WORK TO COMPLETE: Repeat each entry as written, dropping any picture you find.

THE RECORDS:
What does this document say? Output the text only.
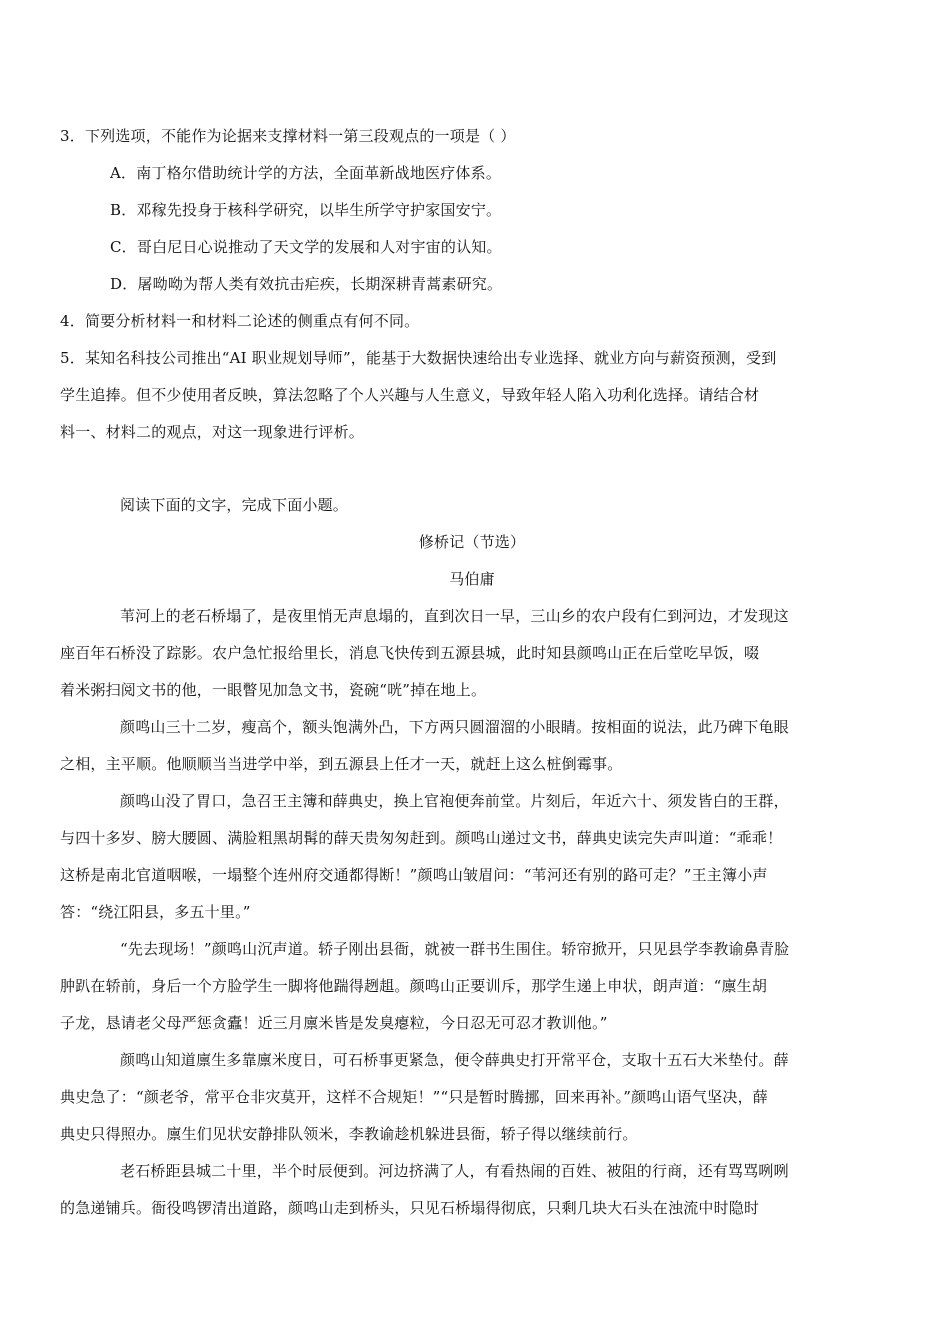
3．下列选项，不能作为论据来支撑材料一第三段观点的一项是（ ）
A．南丁格尔借助统计学的方法，全面革新战地医疗体系。
B．邓稼先投身于核科学研究，以毕生所学守护家国安宁。
C．哥白尼日心说推动了天文学的发展和人对宇宙的认知。
D．屠呦呦为帮人类有效抗击疟疾，长期深耕青蒿素研究。
4．简要分析材料一和材料二论述的侧重点有何不同。
5．某知名科技公司推出“AI 职业规划导师”，能基于大数据快速给出专业选择、就业方向与薪资预测，受到
学生追捧。但不少使用者反映，算法忽略了个人兴趣与人生意义，导致年轻人陷入功利化选择。请结合材
料一、材料二的观点，对这一现象进行评析。
阅读下面的文字，完成下面小题。
修桥记（节选）
马伯庸
苇河上的老石桥塌了，是夜里悄无声息塌的，直到次日一早，三山乡的农户段有仁到河边，才发现这
座百年石桥没了踪影。农户急忙报给里长，消息飞快传到五源县城，此时知县颜鸣山正在后堂吃早饭，啜
着米粥扫阅文书的他，一眼瞥见加急文书，瓷碗“咣”掉在地上。
颜鸣山三十二岁，瘦高个，额头饱满外凸，下方两只圆溜溜的小眼睛。按相面的说法，此乃碑下龟眼
之相，主平顺。他顺顺当当进学中举，到五源县上任才一天，就赶上这么桩倒霉事。
颜鸣山没了胃口，急召王主簿和薛典史，换上官袍便奔前堂。片刻后，年近六十、须发皆白的王群，
与四十多岁、膀大腰圆、满脸粗黑胡髯的薛天贵匆匆赶到。颜鸣山递过文书，薛典史读完失声叫道：“乖乖！
这桥是南北官道咽喉，一塌整个连州府交通都得断！”颜鸣山皱眉问：“苇河还有别的路可走？”王主簿小声
答：“绕江阳县，多五十里。”
“先去现场！”颜鸣山沉声道。轿子刚出县衙，就被一群书生围住。轿帘掀开，只见县学李教谕鼻青脸
肿趴在轿前，身后一个方脸学生一脚将他踹得趔趄。颜鸣山正要训斥，那学生递上申状，朗声道：“廪生胡
子龙，恳请老父母严惩贪蠹！近三月廪米皆是发臭瘪粒，今日忍无可忍才教训他。”
颜鸣山知道廪生多靠廪米度日，可石桥事更紧急，便令薛典史打开常平仓，支取十五石大米垫付。薛
典史急了：“颜老爷，常平仓非灾莫开，这样不合规矩！”“只是暂时腾挪，回来再补。”颜鸣山语气坚决，薛
典史只得照办。廪生们见状安静排队领米，李教谕趁机躲进县衙，轿子得以继续前行。
老石桥距县城二十里，半个时辰便到。河边挤满了人，有看热闹的百姓、被阻的行商，还有骂骂咧咧
的急递铺兵。衙役鸣锣清出道路，颜鸣山走到桥头，只见石桥塌得彻底，只剩几块大石头在浊流中时隐时
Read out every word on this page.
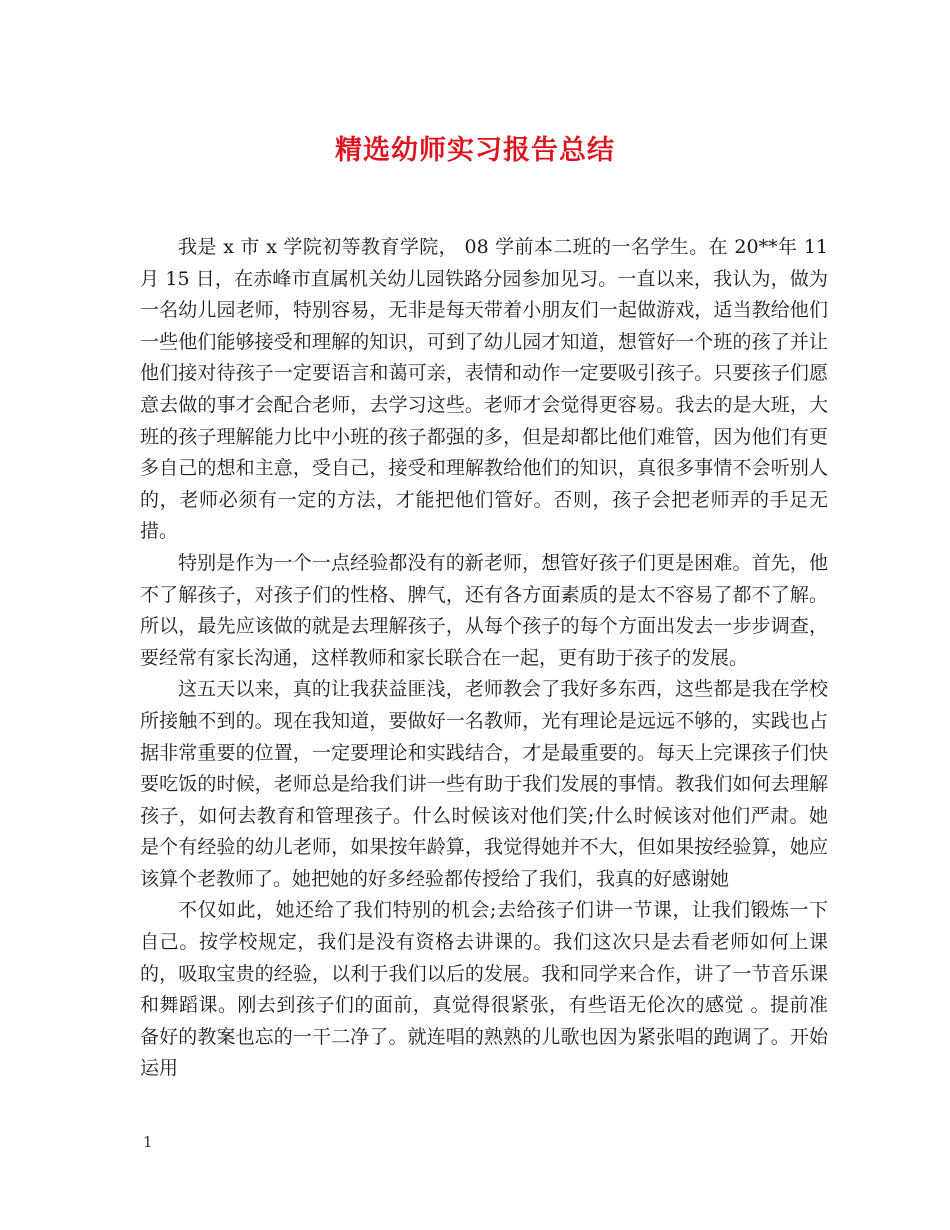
精选幼师实习报告总结

我是 x 市 x 学院初等教育学院， 08 学前本二班的一名学生。在 20**年 11 月 15 日，在赤峰市直属机关幼儿园铁路分园参加见习。一直以来，我认为，做为一名幼儿园老师，特别容易，无非是每天带着小朋友们一起做游戏，适当教给他们一些他们能够接受和理解的知识，可到了幼儿园才知道，想管好一个班的孩了并让他们接对待孩子一定要语言和蔼可亲，表情和动作一定要吸引孩子。只要孩子们愿意去做的事才会配合老师，去学习这些。老师才会觉得更容易。我去的是大班，大班的孩子理解能力比中小班的孩子都强的多，但是却都比他们难管，因为他们有更多自己的想和主意，受自己，接受和理解教给他们的知识，真很多事情不会听别人的，老师必须有一定的方法，才能把他们管好。否则，孩子会把老师弄的手足无措。

特别是作为一个一点经验都没有的新老师，想管好孩子们更是困难。首先，他不了解孩子，对孩子们的性格、脾气，还有各方面素质的是太不容易了都不了解。所以，最先应该做的就是去理解孩子，从每个孩子的每个方面出发去一步步调查，要经常有家长沟通，这样教师和家长联合在一起，更有助于孩子的发展。

这五天以来，真的让我获益匪浅，老师教会了我好多东西，这些都是我在学校所接触不到的。现在我知道，要做好一名教师，光有理论是远远不够的，实践也占据非常重要的位置，一定要理论和实践结合，才是最重要的。每天上完课孩子们快要吃饭的时候，老师总是给我们讲一些有助于我们发展的事情。教我们如何去理解孩子，如何去教育和管理孩子。什么时候该对他们笑;什么时候该对他们严肃。她是个有经验的幼儿老师，如果按年龄算，我觉得她并不大，但如果按经验算，她应该算个老教师了。她把她的好多经验都传授给了我们，我真的好感谢她

不仅如此，她还给了我们特别的机会;去给孩子们讲一节课，让我们锻炼一下自己。按学校规定，我们是没有资格去讲课的。我们这次只是去看老师如何上课的，吸取宝贵的经验，以利于我们以后的发展。我和同学来合作，讲了一节音乐课和舞蹈课。刚去到孩子们的面前，真觉得很紧张，有些语无伦次的感觉 。提前准备好的教案也忘的一干二净了。就连唱的熟熟的儿歌也因为紧张唱的跑调了。开始运用

1
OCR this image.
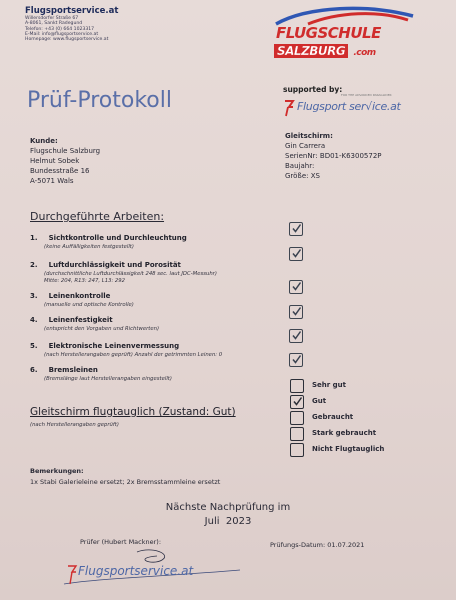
Flugsportservice.at
Willersdorfer Straße 67
A-8061, Sankt Radegund
Telefon: +43 (0) 664 1023317
E-Mail: info@flugsportservice.at
Homepage: www.flugsportservice.at	FLUGSCHULE
SALZBURG .com
Prüf-Protokoll	supported by:
Flugsport ser√ice.at
FOR THE ADVANCED PARAGLIDER
Kunde:
Flugschule Salzburg
Helmut Sobek
Bundesstraße 16
A-5071 Wals
Gleitschirm:
Gin Carrera
SerienNr: BD01-K6300572P
Baujahr:
Größe: XS
Durchgeführte Arbeiten:
1. Sichtkontrolle und Durchleuchtung
(keine Auffälligkeiten festgestellt)
2. Luftdurchlässigkeit und Porosität
(durchschnittliche Luftdurchlässigkeit 248 sec. laut JDC-Messuhr)
Mitte: 204, R13: 247, L13: 292
3. Leinenkontrolle
(manuelle und optische Kontrolle)
4. Leinenfestigkeit
(entspricht den Vorgaben und Richtwerten)
5. Elektronische Leinenvermessung
(nach Herstellerangaben geprüft) Anzahl der getrimmten Leinen: 0
6. Bremsleinen
(Bremslänge laut Herstellerangaben eingestellt)
Gleitschirm flugtauglich (Zustand: Gut)
(nach Herstellerangaben geprüft)
Sehr gut
Gut
Gebraucht
Stark gebraucht
Nicht Flugtauglich
Bemerkungen:
1x Stabi Galerieleine ersetzt; 2x Bremsstammleine ersetzt
Nächste Nachprüfung im
Juli  2023
Prüfer (Hubert Mackner):	Prüfungs-Datum: 01.07.2021
Flugsportservice.at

THE RESULT:
What does this document say? Output the text only.
3．下列选项，不能作为论据来支撑材料一第三段观点的一项是（ ）
A．南丁格尔借助统计学的方法，全面革新战地医疗体系。
B．邓稼先投身于核科学研究，以毕生所学守护家国安宁。
C．哥白尼日心说推动了天文学的发展和人对宇宙的认知。
D．屠呦呦为帮人类有效抗击疟疾，长期深耕青蒿素研究。
4．简要分析材料一和材料二论述的侧重点有何不同。
5．某知名科技公司推出“AI 职业规划导师”，能基于大数据快速给出专业选择、就业方向与薪资预测，受到
学生追捧。但不少使用者反映，算法忽略了个人兴趣与人生意义，导致年轻人陷入功利化选择。请结合材
料一、材料二的观点，对这一现象进行评析。
阅读下面的文字，完成下面小题。
修桥记（节选）
马伯庸
苇河上的老石桥塌了，是夜里悄无声息塌的，直到次日一早，三山乡的农户段有仁到河边，才发现这
座百年石桥没了踪影。农户急忙报给里长，消息飞快传到五源县城，此时知县颜鸣山正在后堂吃早饭，啜
着米粥扫阅文书的他，一眼瞥见加急文书，瓷碗“咣”掉在地上。
颜鸣山三十二岁，瘦高个，额头饱满外凸，下方两只圆溜溜的小眼睛。按相面的说法，此乃碑下龟眼
之相，主平顺。他顺顺当当进学中举，到五源县上任才一天，就赶上这么桩倒霉事。
颜鸣山没了胃口，急召王主簿和薛典史，换上官袍便奔前堂。片刻后，年近六十、须发皆白的王群，
与四十多岁、膀大腰圆、满脸粗黑胡髯的薛天贵匆匆赶到。颜鸣山递过文书，薛典史读完失声叫道：“乖乖！
这桥是南北官道咽喉，一塌整个连州府交通都得断！”颜鸣山皱眉问：“苇河还有别的路可走？”王主簿小声
答：“绕江阳县，多五十里。”
“先去现场！”颜鸣山沉声道。轿子刚出县衙，就被一群书生围住。轿帘掀开，只见县学李教谕鼻青脸
肿趴在轿前，身后一个方脸学生一脚将他踹得趔趄。颜鸣山正要训斥，那学生递上申状，朗声道：“廪生胡
子龙，恳请老父母严惩贪蠹！近三月廪米皆是发臭瘪粒，今日忍无可忍才教训他。”
颜鸣山知道廪生多靠廪米度日，可石桥事更紧急，便令薛典史打开常平仓，支取十五石大米垫付。薛
典史急了：“颜老爷，常平仓非灾莫开，这样不合规矩！”“只是暂时腾挪，回来再补。”颜鸣山语气坚决，薛
典史只得照办。廪生们见状安静排队领米，李教谕趁机躲进县衙，轿子得以继续前行。
老石桥距县城二十里，半个时辰便到。河边挤满了人，有看热闹的百姓、被阻的行商，还有骂骂咧咧
的急递铺兵。衙役鸣锣清出道路，颜鸣山走到桥头，只见石桥塌得彻底，只剩几块大石头在浊流中时隐时
Read out every word on this page.
精选幼师实习报告总结

我是 x 市 x 学院初等教育学院， 08 学前本二班的一名学生。在 20**年 11 月 15 日，在赤峰市直属机关幼儿园铁路分园参加见习。一直以来，我认为，做为一名幼儿园老师，特别容易，无非是每天带着小朋友们一起做游戏，适当教给他们一些他们能够接受和理解的知识，可到了幼儿园才知道，想管好一个班的孩了并让他们接对待孩子一定要语言和蔼可亲，表情和动作一定要吸引孩子。只要孩子们愿意去做的事才会配合老师，去学习这些。老师才会觉得更容易。我去的是大班，大班的孩子理解能力比中小班的孩子都强的多，但是却都比他们难管，因为他们有更多自己的想和主意，受自己，接受和理解教给他们的知识，真很多事情不会听别人的，老师必须有一定的方法，才能把他们管好。否则，孩子会把老师弄的手足无措。

特别是作为一个一点经验都没有的新老师，想管好孩子们更是困难。首先，他不了解孩子，对孩子们的性格、脾气，还有各方面素质的是太不容易了都不了解。所以，最先应该做的就是去理解孩子，从每个孩子的每个方面出发去一步步调查，要经常有家长沟通，这样教师和家长联合在一起，更有助于孩子的发展。

这五天以来，真的让我获益匪浅，老师教会了我好多东西，这些都是我在学校所接触不到的。现在我知道，要做好一名教师，光有理论是远远不够的，实践也占据非常重要的位置，一定要理论和实践结合，才是最重要的。每天上完课孩子们快要吃饭的时候，老师总是给我们讲一些有助于我们发展的事情。教我们如何去理解孩子，如何去教育和管理孩子。什么时候该对他们笑;什么时候该对他们严肃。她是个有经验的幼儿老师，如果按年龄算，我觉得她并不大，但如果按经验算，她应该算个老教师了。她把她的好多经验都传授给了我们，我真的好感谢她

不仅如此，她还给了我们特别的机会;去给孩子们讲一节课，让我们锻炼一下自己。按学校规定，我们是没有资格去讲课的。我们这次只是去看老师如何上课的，吸取宝贵的经验，以利于我们以后的发展。我和同学来合作，讲了一节音乐课和舞蹈课。刚去到孩子们的面前，真觉得很紧张，有些语无伦次的感觉 。提前准备好的教案也忘的一干二净了。就连唱的熟熟的儿歌也因为紧张唱的跑调了。开始运用

1
OCR this image.
Flugsportservice.at
Willersdorfer Straße 67
A-8061, Sankt Radegund
Telefon: +43 (0) 664 1023317
E-Mail: info@flugsportservice.at
Homepage: www.flugsportservice.at	FLUGSCHULE
SALZBURG .com
Prüf-Protokoll	supported by:
Flugsport ser√ice.at
FOR THE ADVANCED PARAGLIDER
Kunde:
Flugschule Salzburg
Helmut Sobek
Bundesstraße 16
A-5071 Wals
Gleitschirm:
Gin Carrera
SerienNr: BD01-K6300572P
Baujahr:
Größe: XS
Durchgeführte Arbeiten:
1. Sichtkontrolle und Durchleuchtung
(keine Auffälligkeiten festgestellt)
2. Luftdurchlässigkeit und Porosität
(durchschnittliche Luftdurchlässigkeit 248 sec. laut JDC-Messuhr)
Mitte: 204, R13: 247, L13: 292
3. Leinenkontrolle
(manuelle und optische Kontrolle)
4. Leinenfestigkeit
(entspricht den Vorgaben und Richtwerten)
5. Elektronische Leinenvermessung
(nach Herstellerangaben geprüft) Anzahl der getrimmten Leinen: 0
6. Bremsleinen
(Bremslänge laut Herstellerangaben eingestellt)
Gleitschirm flugtauglich (Zustand: Gut)
(nach Herstellerangaben geprüft)
Sehr gut
Gut
Gebraucht
Stark gebraucht
Nicht Flugtauglich
Bemerkungen:
1x Stabi Galerieleine ersetzt; 2x Bremsstammleine ersetzt
Nächste Nachprüfung im
Juli  2023
Prüfer (Hubert Mackner):	Prüfungs-Datum: 01.07.2021
Flugsportservice.at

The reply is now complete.